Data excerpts
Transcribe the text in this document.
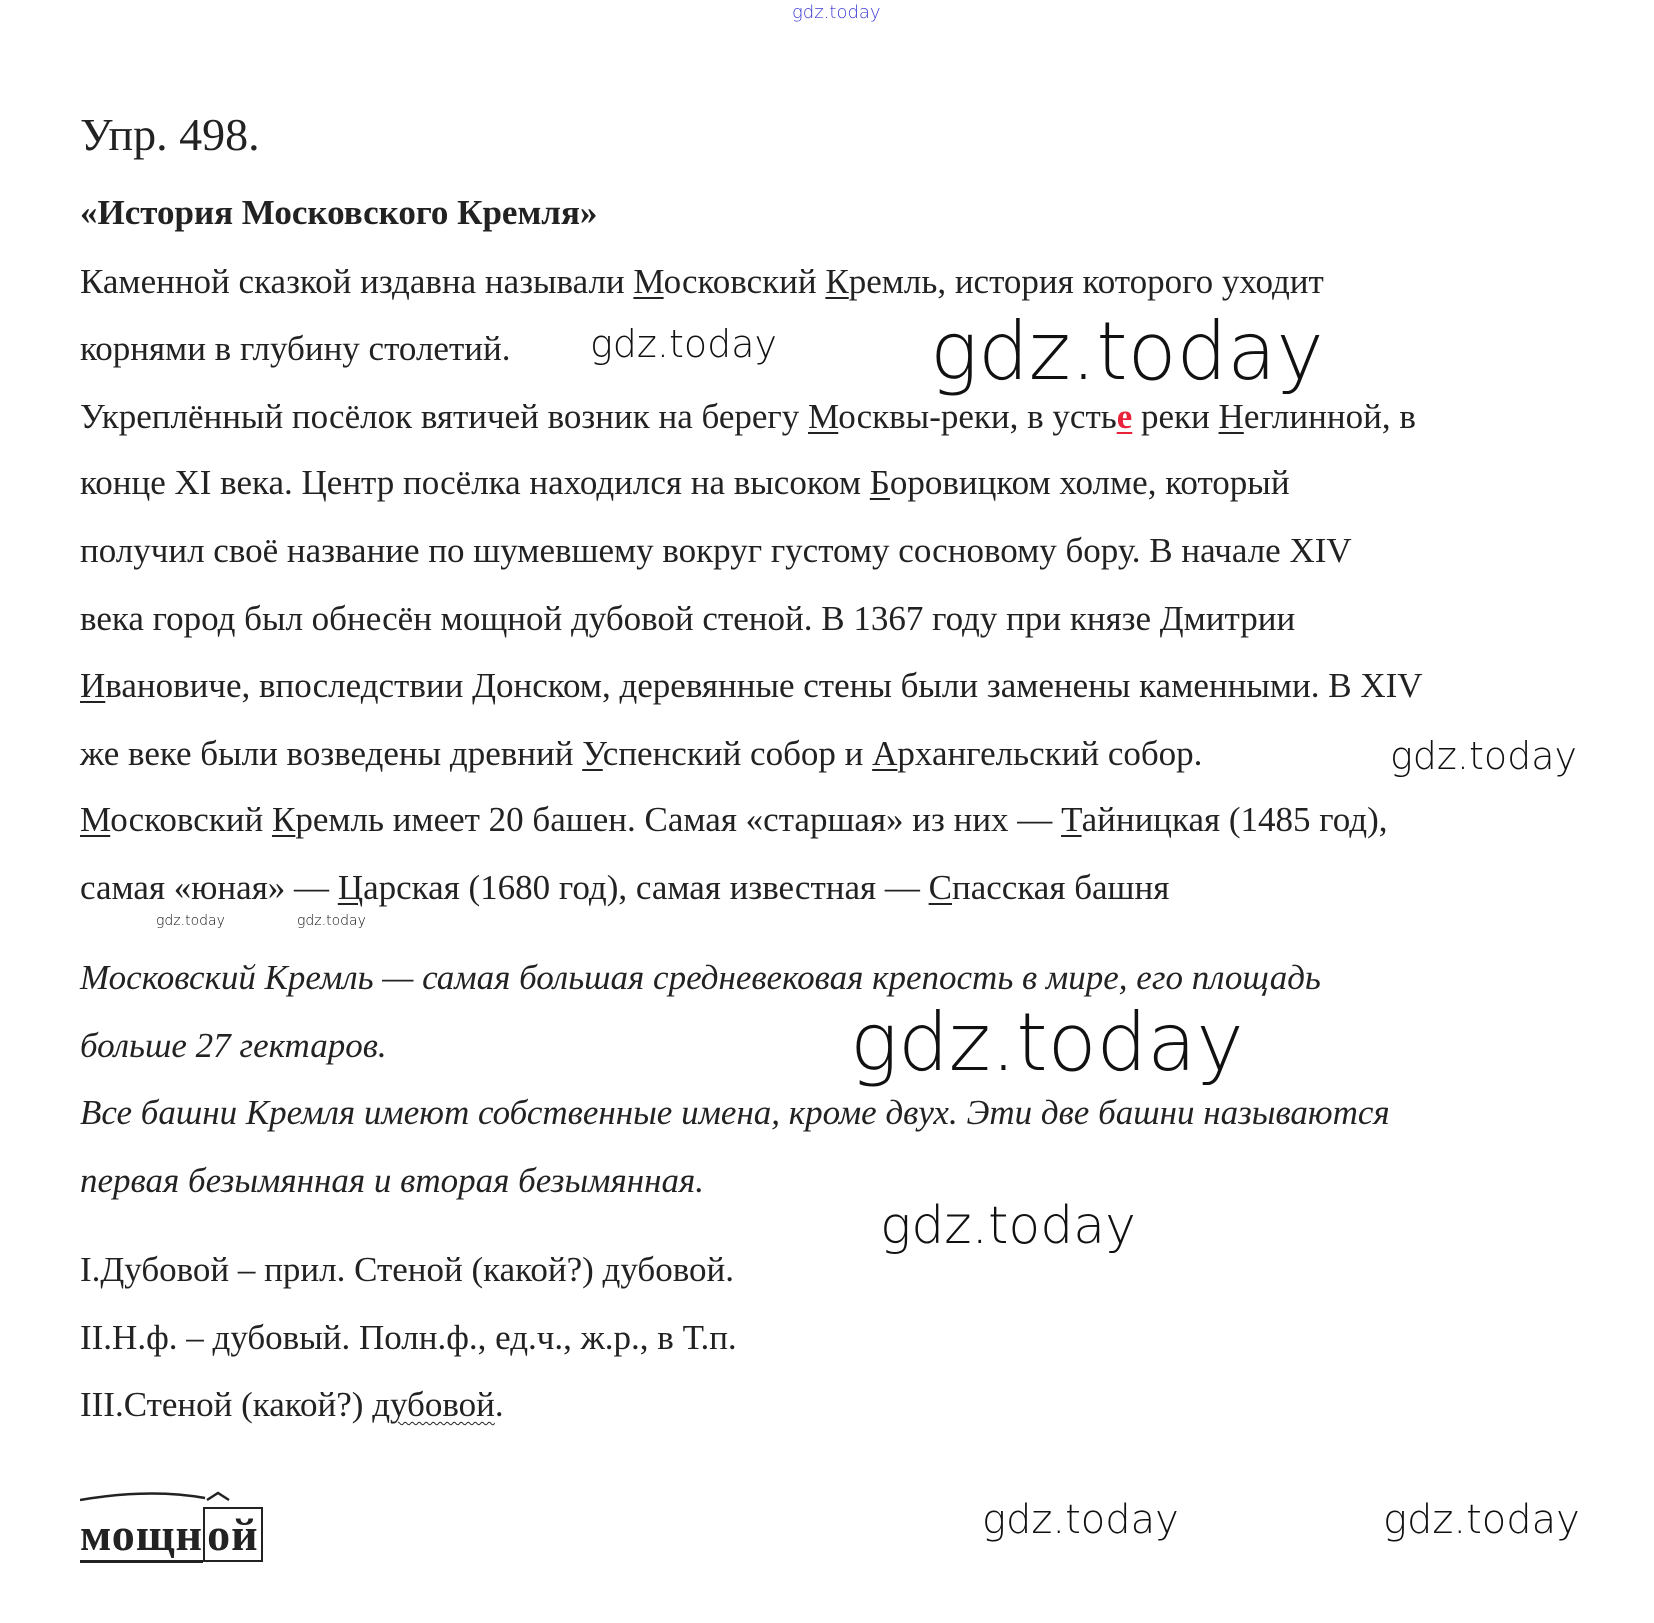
gdz.today
Упр. 498.
«История Московского Кремля»
Каменной сказкой издавна называли Московский Кремль, история которого уходит
корнями в глубину столетий.
Укреплённый посёлок вятичей возник на берегу Москвы-реки, в устье реки Неглинной, в
конце XI века. Центр посёлка находился на высоком Боровицком холме, который
получил своё название по шумевшему вокруг густому сосновому бору. В начале XIV
века город был обнесён мощной дубовой стеной. В 1367 году при князе Дмитрии
Ивановиче, впоследствии Донском, деревянные стены были заменены каменными. В XIV
же веке были возведены древний Успенский собор и Архангельский собор.
Московский Кремль имеет 20 башен. Самая «старшая» из них — Тайницкая (1485 год),
самая «юная» — Царская (1680 год), самая известная — Спасская башня
Московский Кремль — самая большая средневековая крепость в мире, его площадь
больше 27 гектаров.
Все башни Кремля имеют собственные имена, кроме двух. Эти две башни называются
первая безымянная и вторая безымянная.
I.Дубовой – прил. Стеной (какой?) дубовой.
II.Н.ф. – дубовый. Полн.ф., ед.ч., ж.р., в Т.п.
III.Стеной (какой?) дубовой.
мощной
gdz.today gdz.today
gdz.today
gdz.today	gdz.today
gdz.today
gdz.today
gdz.today	gdz.today
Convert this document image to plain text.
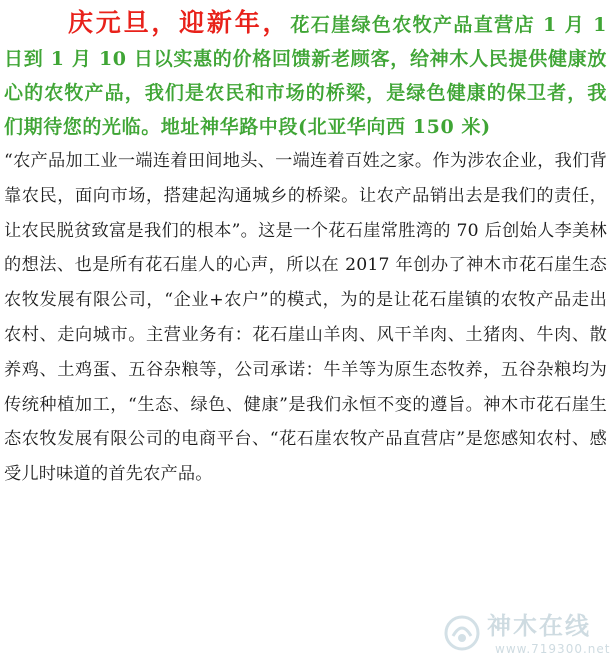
庆元旦，迎新年，花石崖绿色农牧产品直营店 1 月 1 日到 1 月 10 日以实惠的价格回馈新老顾客，给神木人民提供健康放心的农牧产品，我们是农民和市场的桥梁，是绿色健康的保卫者，我们期待您的光临。地址神华路中段(北亚华向西 150 米)

“农产品加工业一端连着田间地头、一端连着百姓之家。作为涉农企业，我们背靠农民，面向市场，搭建起沟通城乡的桥梁。让农产品销出去是我们的责任，让农民脱贫致富是我们的根本”。这是一个花石崖常胜湾的 70 后创始人李美林的想法、也是所有花石崖人的心声，所以在 2017 年创办了神木市花石崖生态农牧发展有限公司，“企业+农户”的模式，为的是让花石崖镇的农牧产品走出农村、走向城市。主营业务有：花石崖山羊肉、风干羊肉、土猪肉、牛肉、散养鸡、土鸡蛋、五谷杂粮等，公司承诺：牛羊等为原生态牧养，五谷杂粮均为传统种植加工，“生态、绿色、健康”是我们永恒不变的遵旨。神木市花石崖生态农牧发展有限公司的电商平台、“花石崖农牧产品直营店”是您感知农村、感受儿时味道的首先农产品。

神木在线
www.719300.net
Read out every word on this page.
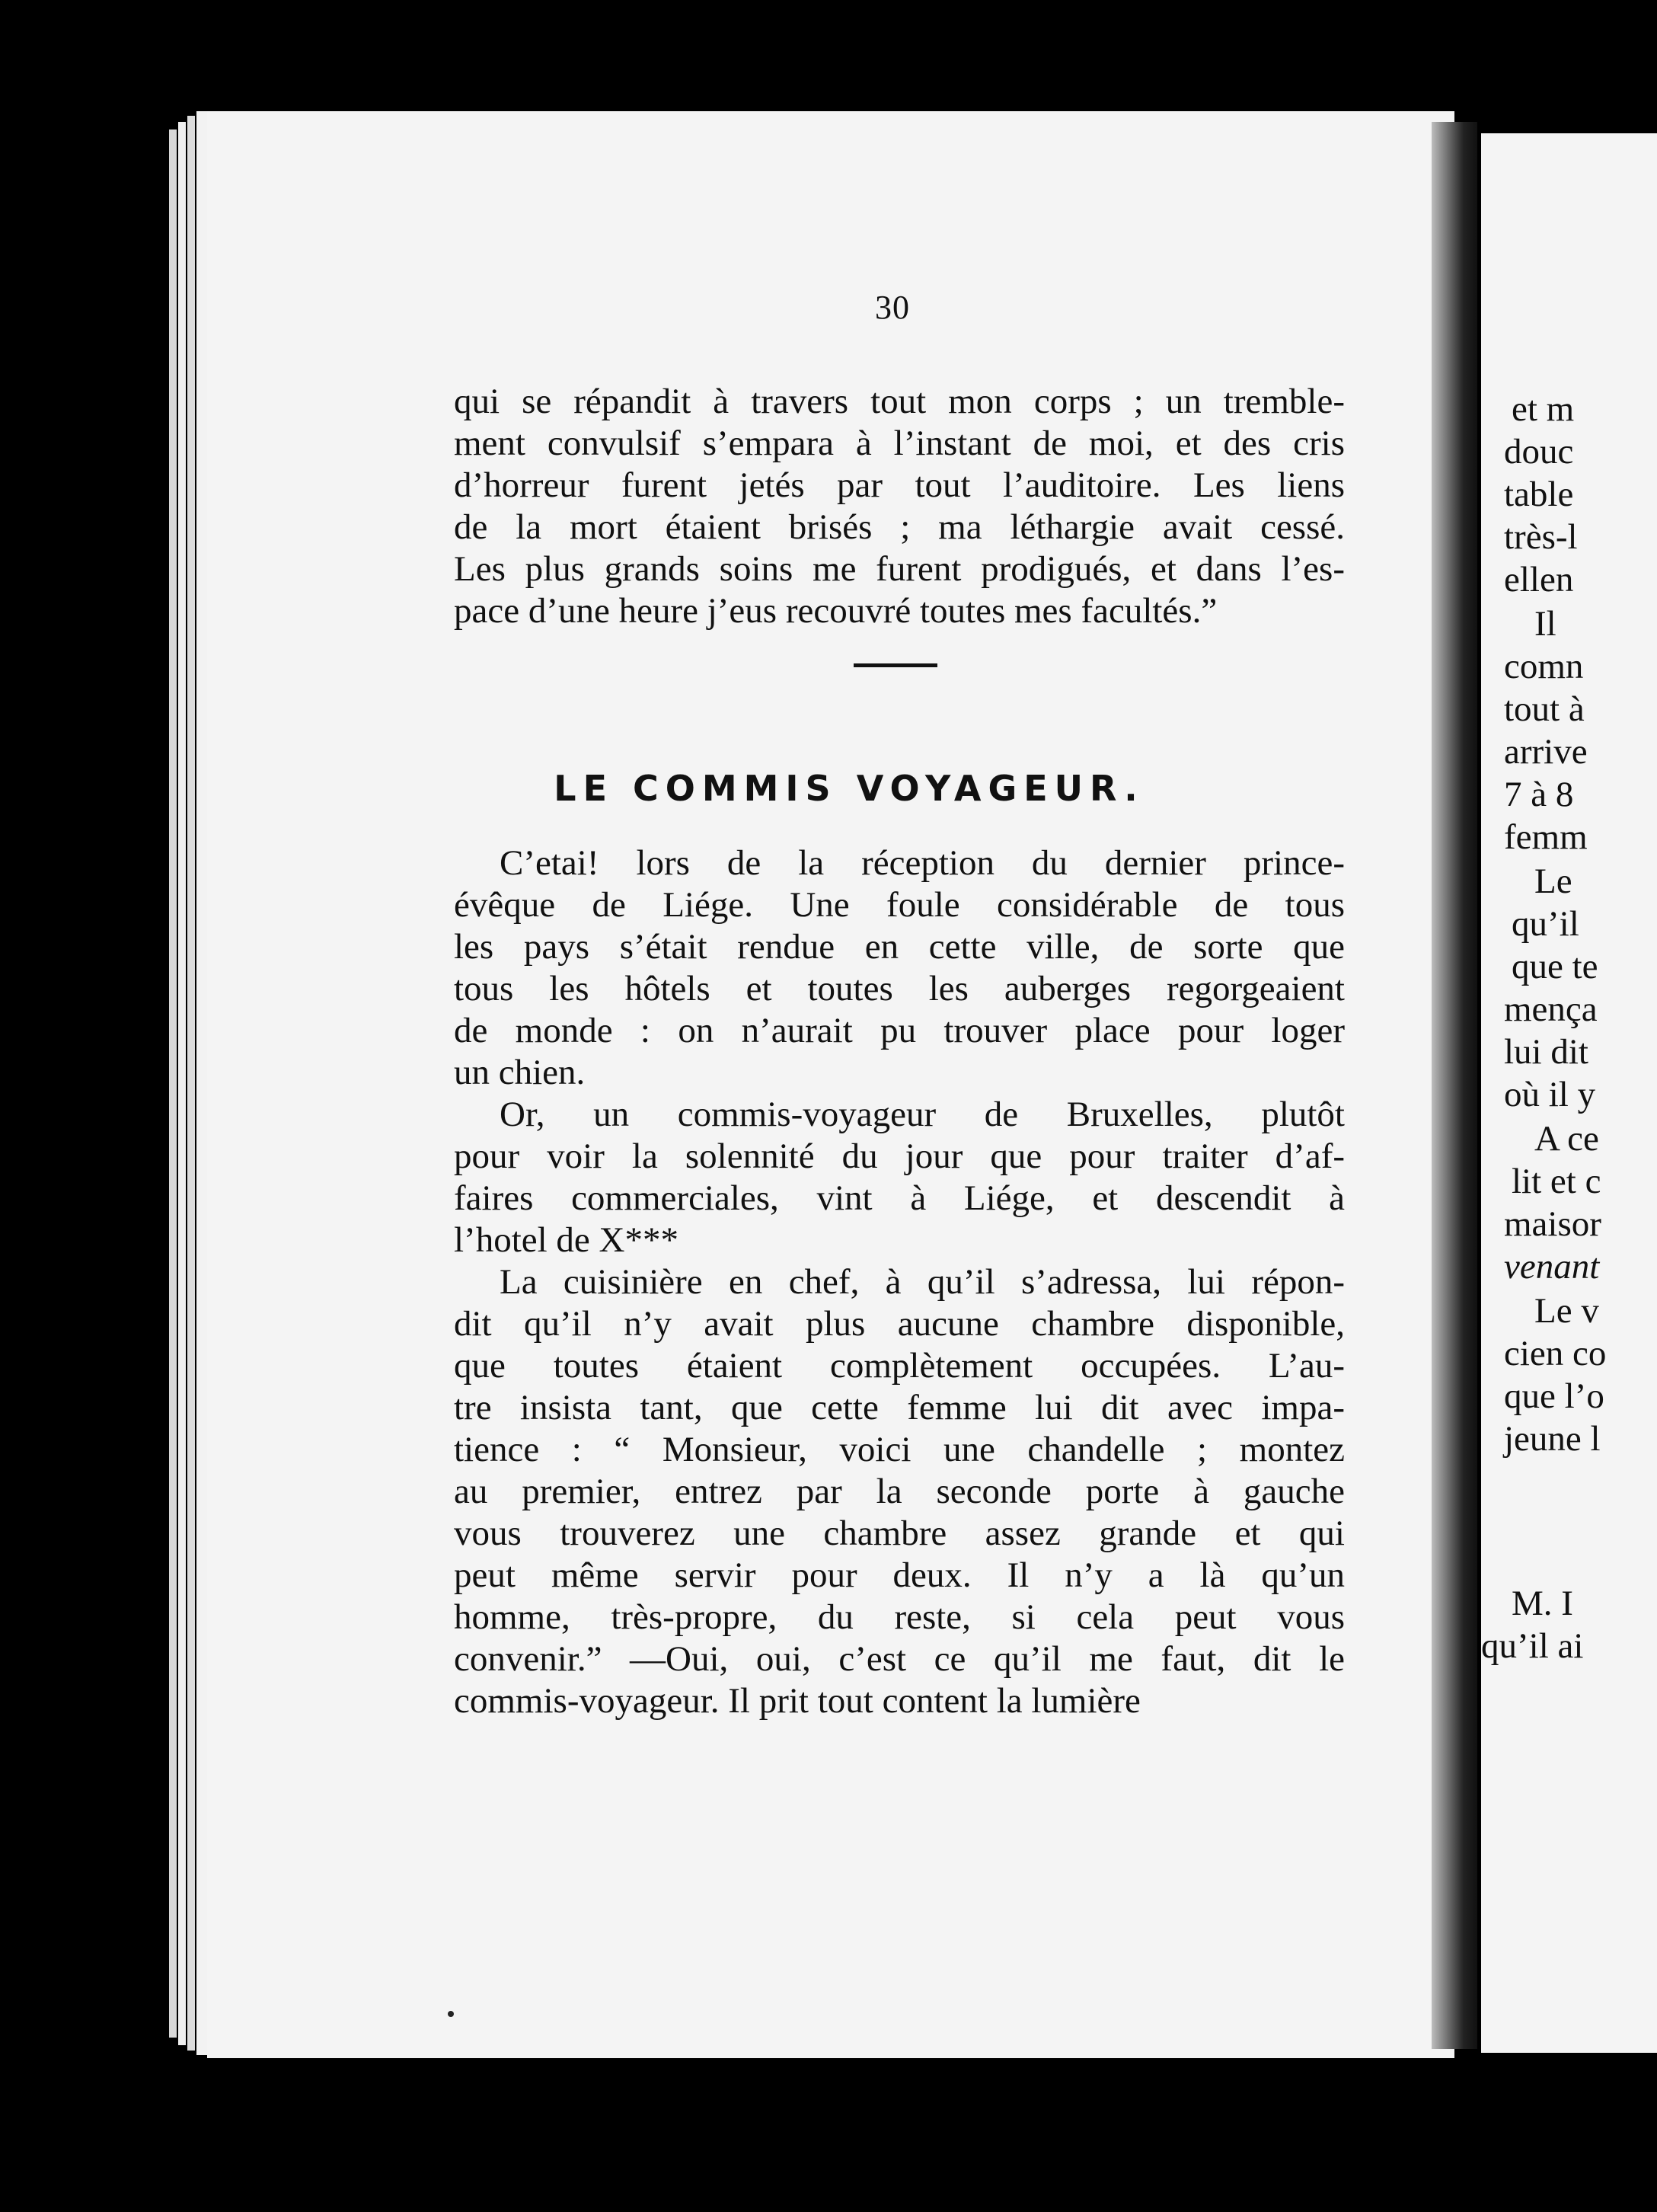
et m
douc
table
très-l
ellen
Il
comn
tout à
arrive
7 à 8
femm
Le
qu’il
que te
mença
lui dit
où il y
A ce
lit et c
maisor
venant
Le v
cien co
que l’o
jeune l
M. I
qu’il ai
30
qui se répandit à travers tout mon corps ; un tremble-
ment convulsif s’empara à l’instant de moi, et des cris
d’horreur furent jetés par tout l’auditoire. Les liens
de la mort étaient brisés ; ma léthargie avait cessé.
Les plus grands soins me furent prodigués, et dans l’es-
pace d’une heure j’eus recouvré toutes mes facultés.”
LE COMMIS VOYAGEUR.
C’etai! lors de la réception du dernier prince-
évêque de Liége. Une foule considérable de tous
les pays s’était rendue en cette ville, de sorte que
tous les hôtels et toutes les auberges regorgeaient
de monde : on n’aurait pu trouver place pour loger
un chien.
Or, un commis-voyageur de Bruxelles, plutôt
pour voir la solennité du jour que pour traiter d’af-
faires commerciales, vint à Liége, et descendit à
l’hotel de X***
La cuisinière en chef, à qu’il s’adressa, lui répon-
dit qu’il n’y avait plus aucune chambre disponible,
que toutes étaient complètement occupées. L’au-
tre insista tant, que cette femme lui dit avec impa-
tience : “ Monsieur, voici une chandelle ; montez
au premier, entrez par la seconde porte à gauche
vous trouverez une chambre assez grande et qui
peut même servir pour deux. Il n’y a là qu’un
homme, très-propre, du reste, si cela peut vous
convenir.” —Oui, oui, c’est ce qu’il me faut, dit le
commis-voyageur. Il prit tout content la lumière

Work instructions
Looking at the material above, count the lines that hold "document" and give the total alone.

Response to the task
2